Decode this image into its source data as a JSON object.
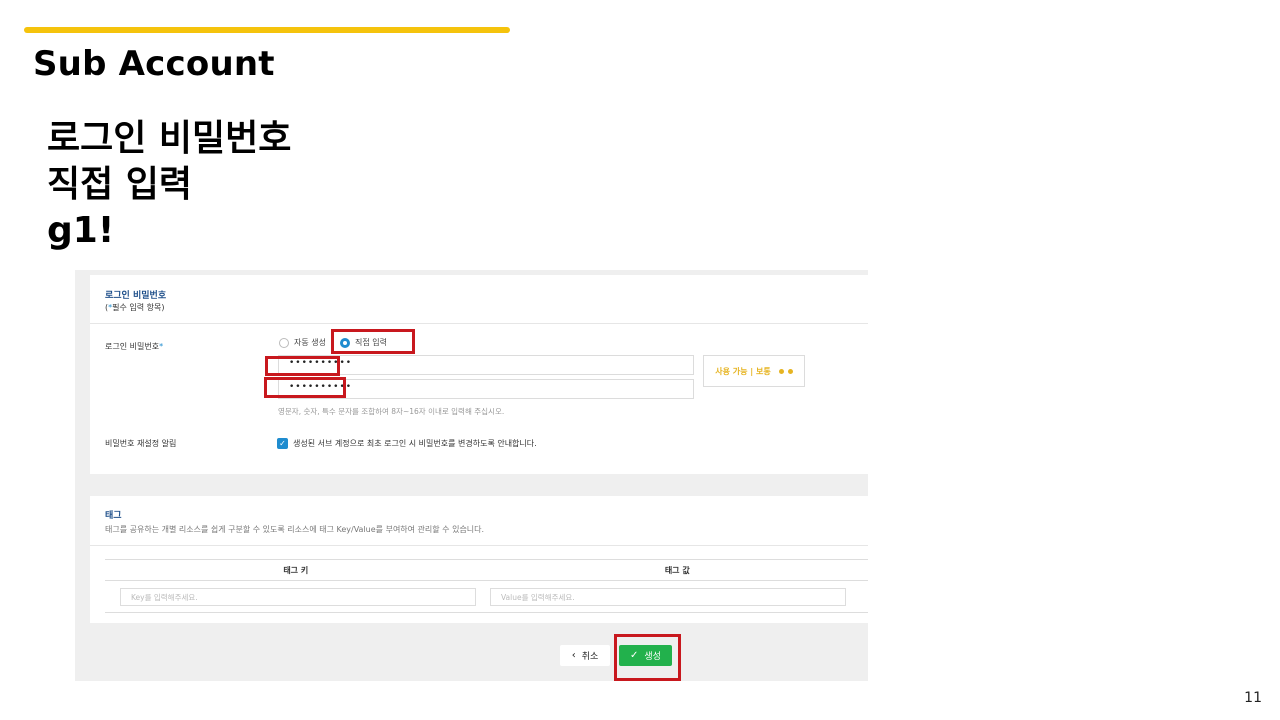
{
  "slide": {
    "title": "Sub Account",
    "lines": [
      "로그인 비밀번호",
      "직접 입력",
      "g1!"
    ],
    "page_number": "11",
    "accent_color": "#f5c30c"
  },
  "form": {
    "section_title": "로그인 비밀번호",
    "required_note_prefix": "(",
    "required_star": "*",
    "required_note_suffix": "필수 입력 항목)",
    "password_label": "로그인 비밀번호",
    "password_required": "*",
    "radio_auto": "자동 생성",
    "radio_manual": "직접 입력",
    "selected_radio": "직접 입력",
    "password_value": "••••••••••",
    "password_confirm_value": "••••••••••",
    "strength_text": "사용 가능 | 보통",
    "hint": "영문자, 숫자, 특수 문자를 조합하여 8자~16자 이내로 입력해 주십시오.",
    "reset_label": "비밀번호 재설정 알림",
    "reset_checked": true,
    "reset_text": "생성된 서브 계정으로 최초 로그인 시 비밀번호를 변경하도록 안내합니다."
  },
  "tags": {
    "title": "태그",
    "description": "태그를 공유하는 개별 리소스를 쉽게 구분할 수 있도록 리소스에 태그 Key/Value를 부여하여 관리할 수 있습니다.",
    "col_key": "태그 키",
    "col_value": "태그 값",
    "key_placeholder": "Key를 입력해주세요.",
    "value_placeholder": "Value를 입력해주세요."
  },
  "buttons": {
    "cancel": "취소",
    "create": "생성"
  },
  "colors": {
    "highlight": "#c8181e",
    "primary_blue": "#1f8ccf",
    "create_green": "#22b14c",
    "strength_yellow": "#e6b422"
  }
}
...
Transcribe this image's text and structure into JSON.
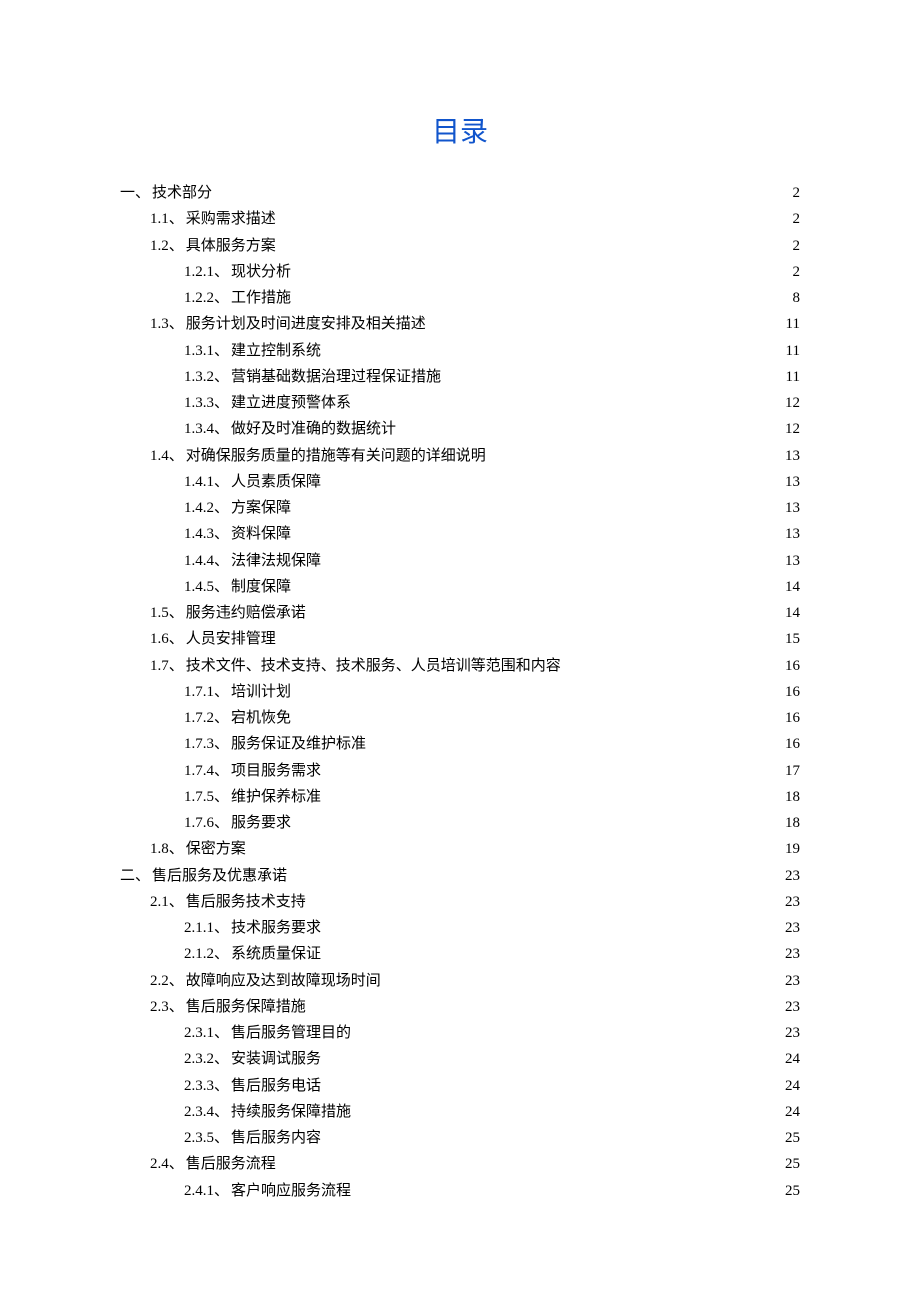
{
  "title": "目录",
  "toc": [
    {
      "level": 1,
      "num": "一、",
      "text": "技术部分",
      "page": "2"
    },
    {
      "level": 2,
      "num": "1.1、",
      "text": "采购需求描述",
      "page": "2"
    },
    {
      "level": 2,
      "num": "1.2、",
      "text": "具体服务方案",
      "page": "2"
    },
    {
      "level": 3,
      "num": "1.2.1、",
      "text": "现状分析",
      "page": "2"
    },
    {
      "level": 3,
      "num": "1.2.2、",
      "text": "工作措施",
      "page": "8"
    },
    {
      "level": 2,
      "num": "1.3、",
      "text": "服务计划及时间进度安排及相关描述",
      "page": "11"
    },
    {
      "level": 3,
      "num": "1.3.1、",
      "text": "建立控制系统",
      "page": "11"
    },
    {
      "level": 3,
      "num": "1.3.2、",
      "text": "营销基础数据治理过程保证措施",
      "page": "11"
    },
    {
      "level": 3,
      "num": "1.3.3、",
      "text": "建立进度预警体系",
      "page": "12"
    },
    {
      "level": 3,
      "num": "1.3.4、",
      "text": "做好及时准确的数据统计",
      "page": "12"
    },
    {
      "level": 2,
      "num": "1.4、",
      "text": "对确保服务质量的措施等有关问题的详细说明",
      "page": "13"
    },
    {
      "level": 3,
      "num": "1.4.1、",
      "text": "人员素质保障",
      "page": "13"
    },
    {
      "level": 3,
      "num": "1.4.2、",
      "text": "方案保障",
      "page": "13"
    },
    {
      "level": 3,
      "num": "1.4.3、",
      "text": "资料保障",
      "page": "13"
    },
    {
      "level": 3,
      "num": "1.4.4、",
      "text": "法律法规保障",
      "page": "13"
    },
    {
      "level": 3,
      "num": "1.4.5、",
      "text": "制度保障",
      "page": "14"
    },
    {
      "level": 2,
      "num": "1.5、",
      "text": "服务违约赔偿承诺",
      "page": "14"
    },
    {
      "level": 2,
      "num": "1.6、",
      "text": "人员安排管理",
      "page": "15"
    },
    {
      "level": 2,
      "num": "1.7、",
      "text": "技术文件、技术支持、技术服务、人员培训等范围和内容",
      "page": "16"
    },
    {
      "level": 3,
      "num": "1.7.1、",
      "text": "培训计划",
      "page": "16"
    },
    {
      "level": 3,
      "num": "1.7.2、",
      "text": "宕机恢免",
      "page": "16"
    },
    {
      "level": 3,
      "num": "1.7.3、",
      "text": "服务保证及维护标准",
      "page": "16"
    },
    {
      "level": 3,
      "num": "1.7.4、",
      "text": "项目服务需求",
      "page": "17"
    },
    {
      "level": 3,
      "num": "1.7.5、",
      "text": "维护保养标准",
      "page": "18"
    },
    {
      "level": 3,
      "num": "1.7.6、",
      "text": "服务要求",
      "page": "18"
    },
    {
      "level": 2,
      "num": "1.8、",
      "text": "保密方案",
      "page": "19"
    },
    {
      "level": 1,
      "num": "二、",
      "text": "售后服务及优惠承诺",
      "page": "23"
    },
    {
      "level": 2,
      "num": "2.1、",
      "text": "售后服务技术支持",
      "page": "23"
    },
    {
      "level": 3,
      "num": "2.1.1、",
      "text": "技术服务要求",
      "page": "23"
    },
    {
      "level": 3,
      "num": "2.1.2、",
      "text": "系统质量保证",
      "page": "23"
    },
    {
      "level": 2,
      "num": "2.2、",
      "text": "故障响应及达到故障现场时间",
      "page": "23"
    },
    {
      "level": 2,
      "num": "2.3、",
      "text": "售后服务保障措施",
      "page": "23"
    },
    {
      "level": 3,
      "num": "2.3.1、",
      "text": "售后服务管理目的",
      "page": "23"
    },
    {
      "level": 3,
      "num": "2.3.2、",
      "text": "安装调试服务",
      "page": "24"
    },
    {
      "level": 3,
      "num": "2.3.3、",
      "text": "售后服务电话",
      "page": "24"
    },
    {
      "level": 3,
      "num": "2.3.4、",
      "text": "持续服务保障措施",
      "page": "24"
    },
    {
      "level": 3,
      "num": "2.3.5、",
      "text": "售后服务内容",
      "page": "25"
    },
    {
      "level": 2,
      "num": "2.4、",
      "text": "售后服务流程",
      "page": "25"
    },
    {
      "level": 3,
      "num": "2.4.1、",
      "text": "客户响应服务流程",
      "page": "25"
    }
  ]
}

# WORK TO DO
State how many lines hold the word "JSON". The number is the whole answer.

# THE RESULT
2